Entries ::
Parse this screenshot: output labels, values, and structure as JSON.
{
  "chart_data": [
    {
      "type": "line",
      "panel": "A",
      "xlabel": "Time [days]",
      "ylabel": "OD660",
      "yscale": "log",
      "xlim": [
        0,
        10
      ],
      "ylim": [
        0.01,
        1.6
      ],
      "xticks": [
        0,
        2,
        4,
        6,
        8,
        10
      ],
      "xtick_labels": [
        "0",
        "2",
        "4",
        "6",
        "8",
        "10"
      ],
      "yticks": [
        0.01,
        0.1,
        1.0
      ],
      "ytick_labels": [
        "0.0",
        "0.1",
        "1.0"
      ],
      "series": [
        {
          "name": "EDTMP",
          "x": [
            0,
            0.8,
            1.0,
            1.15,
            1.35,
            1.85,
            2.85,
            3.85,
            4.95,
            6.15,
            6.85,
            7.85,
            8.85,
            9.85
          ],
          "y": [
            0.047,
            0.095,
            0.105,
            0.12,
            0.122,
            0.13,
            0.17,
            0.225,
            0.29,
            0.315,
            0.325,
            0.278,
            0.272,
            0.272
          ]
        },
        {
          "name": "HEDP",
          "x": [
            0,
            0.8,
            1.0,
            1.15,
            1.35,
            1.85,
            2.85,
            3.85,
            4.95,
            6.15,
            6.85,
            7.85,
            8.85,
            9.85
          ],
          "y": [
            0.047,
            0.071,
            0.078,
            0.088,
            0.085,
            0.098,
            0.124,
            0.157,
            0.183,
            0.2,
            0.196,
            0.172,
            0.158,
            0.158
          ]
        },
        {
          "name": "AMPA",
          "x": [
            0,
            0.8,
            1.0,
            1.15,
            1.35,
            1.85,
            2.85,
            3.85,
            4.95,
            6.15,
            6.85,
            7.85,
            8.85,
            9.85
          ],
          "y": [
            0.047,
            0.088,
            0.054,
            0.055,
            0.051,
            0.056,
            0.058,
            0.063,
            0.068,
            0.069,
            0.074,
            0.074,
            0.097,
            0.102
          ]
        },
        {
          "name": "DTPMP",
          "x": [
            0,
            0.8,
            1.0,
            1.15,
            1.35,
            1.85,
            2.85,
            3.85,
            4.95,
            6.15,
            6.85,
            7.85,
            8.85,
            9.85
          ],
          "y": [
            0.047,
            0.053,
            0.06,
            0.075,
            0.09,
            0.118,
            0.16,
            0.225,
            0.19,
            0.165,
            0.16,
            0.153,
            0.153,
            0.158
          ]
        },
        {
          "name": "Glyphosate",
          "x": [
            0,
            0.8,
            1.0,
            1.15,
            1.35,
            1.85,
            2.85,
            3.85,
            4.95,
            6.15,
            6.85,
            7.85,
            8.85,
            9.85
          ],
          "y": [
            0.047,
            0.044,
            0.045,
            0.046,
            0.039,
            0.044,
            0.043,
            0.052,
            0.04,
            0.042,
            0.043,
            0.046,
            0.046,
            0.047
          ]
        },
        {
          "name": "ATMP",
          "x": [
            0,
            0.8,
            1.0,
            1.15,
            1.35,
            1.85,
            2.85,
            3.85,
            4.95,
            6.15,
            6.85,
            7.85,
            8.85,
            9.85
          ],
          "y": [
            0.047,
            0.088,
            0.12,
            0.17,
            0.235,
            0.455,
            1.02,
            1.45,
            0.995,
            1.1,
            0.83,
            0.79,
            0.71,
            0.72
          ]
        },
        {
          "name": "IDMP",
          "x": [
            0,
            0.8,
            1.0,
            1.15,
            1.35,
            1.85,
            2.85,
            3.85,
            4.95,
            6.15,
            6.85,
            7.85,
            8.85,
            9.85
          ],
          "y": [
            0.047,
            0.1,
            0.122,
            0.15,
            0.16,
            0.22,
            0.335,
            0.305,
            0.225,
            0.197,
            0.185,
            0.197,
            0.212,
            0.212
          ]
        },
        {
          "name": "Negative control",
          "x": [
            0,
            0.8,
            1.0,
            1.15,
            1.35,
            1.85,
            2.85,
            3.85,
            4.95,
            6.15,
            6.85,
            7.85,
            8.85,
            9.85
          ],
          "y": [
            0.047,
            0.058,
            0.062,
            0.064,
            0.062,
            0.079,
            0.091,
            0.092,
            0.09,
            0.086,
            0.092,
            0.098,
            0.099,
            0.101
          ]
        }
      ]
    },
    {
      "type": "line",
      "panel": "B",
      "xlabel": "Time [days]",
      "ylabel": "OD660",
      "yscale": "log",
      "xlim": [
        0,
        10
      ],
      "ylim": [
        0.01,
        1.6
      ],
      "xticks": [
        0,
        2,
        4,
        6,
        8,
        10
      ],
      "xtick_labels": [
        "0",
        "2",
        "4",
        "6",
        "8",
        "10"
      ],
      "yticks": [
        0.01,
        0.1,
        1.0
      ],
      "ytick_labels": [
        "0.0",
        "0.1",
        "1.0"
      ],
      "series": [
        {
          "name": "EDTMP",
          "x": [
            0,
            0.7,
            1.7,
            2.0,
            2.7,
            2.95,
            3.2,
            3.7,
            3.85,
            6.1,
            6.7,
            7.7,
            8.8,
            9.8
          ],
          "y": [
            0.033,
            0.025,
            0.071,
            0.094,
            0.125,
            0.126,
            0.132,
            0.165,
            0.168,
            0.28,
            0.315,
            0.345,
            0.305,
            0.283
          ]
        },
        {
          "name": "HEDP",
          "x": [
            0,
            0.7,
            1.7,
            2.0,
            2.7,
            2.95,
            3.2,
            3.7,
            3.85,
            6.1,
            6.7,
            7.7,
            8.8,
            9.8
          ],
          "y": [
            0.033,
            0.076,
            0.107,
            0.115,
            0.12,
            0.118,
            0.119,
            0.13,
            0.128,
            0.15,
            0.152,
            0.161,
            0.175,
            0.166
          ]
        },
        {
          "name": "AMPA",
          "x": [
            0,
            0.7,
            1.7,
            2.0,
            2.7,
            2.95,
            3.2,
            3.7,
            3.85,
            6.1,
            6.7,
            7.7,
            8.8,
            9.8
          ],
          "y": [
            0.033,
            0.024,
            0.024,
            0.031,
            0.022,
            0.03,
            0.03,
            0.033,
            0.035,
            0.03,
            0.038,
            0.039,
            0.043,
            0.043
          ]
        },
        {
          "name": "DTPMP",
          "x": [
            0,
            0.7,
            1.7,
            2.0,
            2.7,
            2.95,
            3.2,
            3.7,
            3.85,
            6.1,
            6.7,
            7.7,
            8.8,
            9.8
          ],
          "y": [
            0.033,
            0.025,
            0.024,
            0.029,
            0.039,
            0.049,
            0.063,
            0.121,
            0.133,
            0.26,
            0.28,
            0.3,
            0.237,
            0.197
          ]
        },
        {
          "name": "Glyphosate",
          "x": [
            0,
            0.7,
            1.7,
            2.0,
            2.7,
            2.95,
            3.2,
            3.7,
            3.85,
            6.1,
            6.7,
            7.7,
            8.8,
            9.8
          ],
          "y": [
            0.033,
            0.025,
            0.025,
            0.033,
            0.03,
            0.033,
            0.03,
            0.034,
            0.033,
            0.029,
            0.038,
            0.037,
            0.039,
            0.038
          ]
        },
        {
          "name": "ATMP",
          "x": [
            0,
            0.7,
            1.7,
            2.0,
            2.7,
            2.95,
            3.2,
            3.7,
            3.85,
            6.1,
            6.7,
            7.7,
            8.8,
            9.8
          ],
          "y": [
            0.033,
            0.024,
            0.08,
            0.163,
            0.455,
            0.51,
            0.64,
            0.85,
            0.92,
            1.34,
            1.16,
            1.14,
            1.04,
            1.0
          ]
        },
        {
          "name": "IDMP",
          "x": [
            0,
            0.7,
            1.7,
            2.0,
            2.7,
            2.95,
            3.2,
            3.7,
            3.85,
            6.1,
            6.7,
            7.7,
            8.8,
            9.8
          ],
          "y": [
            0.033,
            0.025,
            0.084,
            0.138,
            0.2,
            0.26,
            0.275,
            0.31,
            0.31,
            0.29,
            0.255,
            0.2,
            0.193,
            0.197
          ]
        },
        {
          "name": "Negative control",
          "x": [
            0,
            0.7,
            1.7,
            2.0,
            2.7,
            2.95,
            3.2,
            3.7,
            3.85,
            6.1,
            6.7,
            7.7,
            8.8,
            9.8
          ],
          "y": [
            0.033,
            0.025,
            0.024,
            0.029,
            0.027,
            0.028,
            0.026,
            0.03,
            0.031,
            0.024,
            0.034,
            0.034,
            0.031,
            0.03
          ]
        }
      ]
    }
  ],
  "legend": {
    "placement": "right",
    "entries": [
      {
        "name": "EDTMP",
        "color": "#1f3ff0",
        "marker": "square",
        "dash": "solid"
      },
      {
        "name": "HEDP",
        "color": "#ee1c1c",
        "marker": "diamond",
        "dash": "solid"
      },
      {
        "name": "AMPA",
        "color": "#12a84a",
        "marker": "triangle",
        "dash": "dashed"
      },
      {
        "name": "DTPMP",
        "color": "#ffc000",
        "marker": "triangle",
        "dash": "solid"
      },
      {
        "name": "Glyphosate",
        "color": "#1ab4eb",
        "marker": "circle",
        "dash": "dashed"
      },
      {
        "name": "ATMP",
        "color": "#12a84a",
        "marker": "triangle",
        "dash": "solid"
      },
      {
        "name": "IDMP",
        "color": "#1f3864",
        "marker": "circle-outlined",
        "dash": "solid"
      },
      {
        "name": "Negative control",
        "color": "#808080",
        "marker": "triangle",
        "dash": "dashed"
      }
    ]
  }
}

Task directions :: From the listing above, collect every line that mentions the word "color".

Solved exercise ::
        "color": "#1f3ff0",
        "color": "#ee1c1c",
        "color": "#12a84a",
        "color": "#ffc000",
        "color": "#1ab4eb",
        "color": "#12a84a",
        "color": "#1f3864",
        "color": "#808080",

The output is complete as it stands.